[Records from a data collection]
▬▬▬▬▬▬

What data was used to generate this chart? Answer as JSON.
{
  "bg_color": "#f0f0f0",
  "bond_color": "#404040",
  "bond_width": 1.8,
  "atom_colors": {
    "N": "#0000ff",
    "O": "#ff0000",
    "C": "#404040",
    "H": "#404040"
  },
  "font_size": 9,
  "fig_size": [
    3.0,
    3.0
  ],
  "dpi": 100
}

▬▬▬▬▬▬

■ The exercise: All of the entries above should be written out again exactly.

■ The result:
What data was used to generate this chart? Answer as JSON.
{
  "bg_color": "#f0f0f0",
  "bond_color": "#404040",
  "bond_width": 1.8,
  "atom_colors": {
    "N": "#0000ff",
    "O": "#ff0000",
    "C": "#404040",
    "H": "#404040"
  },
  "font_size": 9,
  "fig_size": [
    3.0,
    3.0
  ],
  "dpi": 100
}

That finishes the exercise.